>>>
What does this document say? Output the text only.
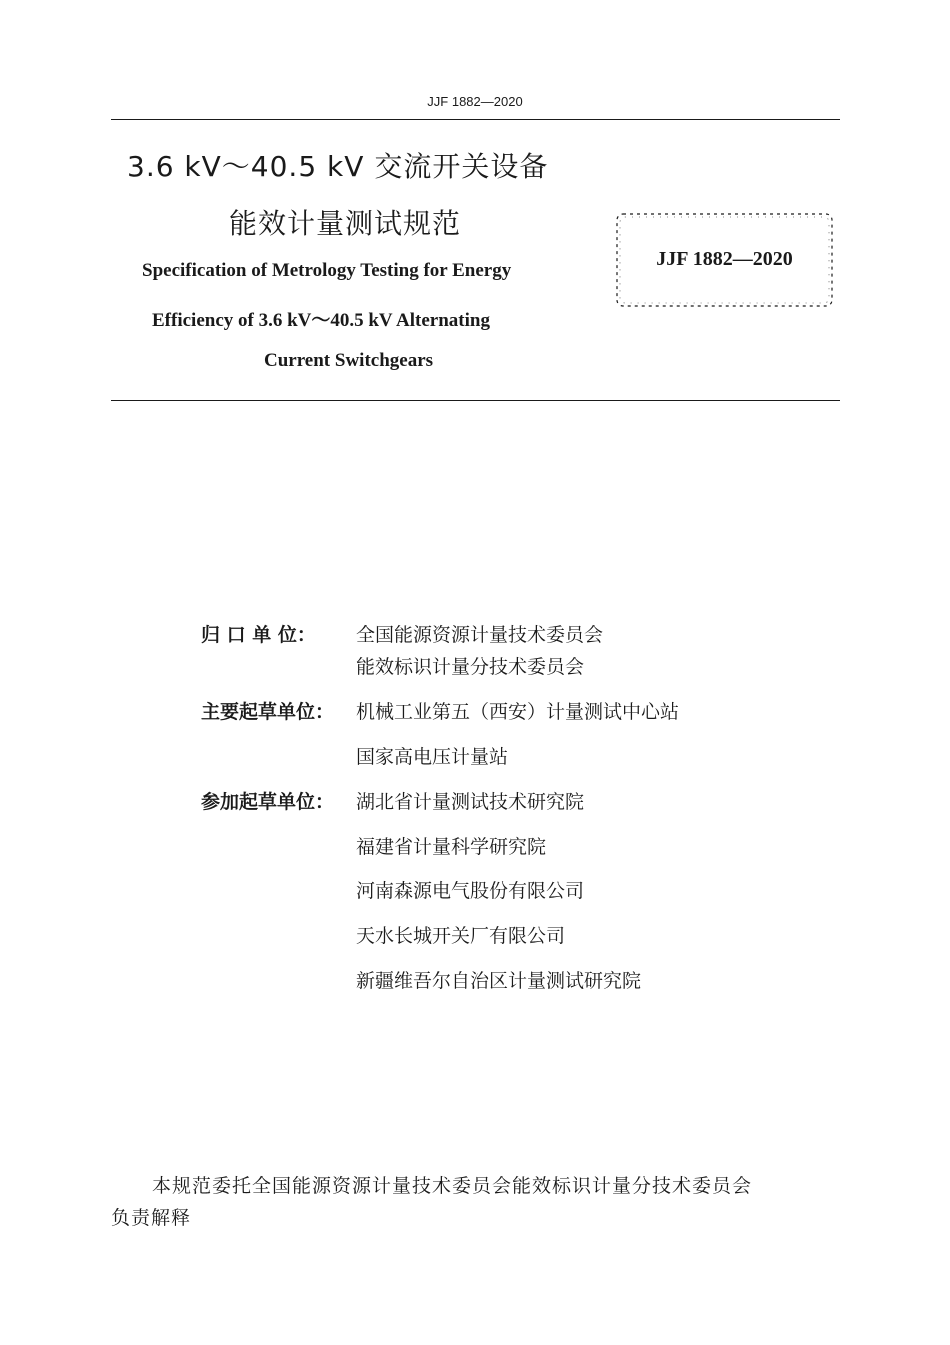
JJF 1882—2020
3.6 kV～40.5 kV 交流开关设备
能效计量测试规范
Specification of Metrology Testing for Energy
Efficiency of 3.6 kV～40.5 kV Alternating
Current Switchgears
JJF 1882—2020
归 口 单 位：	全国能源资源计量技术委员会
能效标识计量分技术委员会
主要起草单位：	机械工业第五（西安）计量测试中心站
国家高电压计量站
参加起草单位：	湖北省计量测试技术研究院
福建省计量科学研究院
河南森源电气股份有限公司
天水长城开关厂有限公司
新疆维吾尔自治区计量测试研究院
本规范委托全国能源资源计量技术委员会能效标识计量分技术委员会
负责解释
<<<
Given instruction:
Nothing but the pictures may be dropped; output the records above exactly.

Reply:
What does this document say? Output the text only.
JJF 1882—2020
3.6 kV～40.5 kV 交流开关设备
能效计量测试规范
Specification of Metrology Testing for Energy
Efficiency of 3.6 kV～40.5 kV Alternating
Current Switchgears
JJF 1882—2020
归 口 单 位：	全国能源资源计量技术委员会
能效标识计量分技术委员会
主要起草单位：	机械工业第五（西安）计量测试中心站
国家高电压计量站
参加起草单位：	湖北省计量测试技术研究院
福建省计量科学研究院
河南森源电气股份有限公司
天水长城开关厂有限公司
新疆维吾尔自治区计量测试研究院
本规范委托全国能源资源计量技术委员会能效标识计量分技术委员会
负责解释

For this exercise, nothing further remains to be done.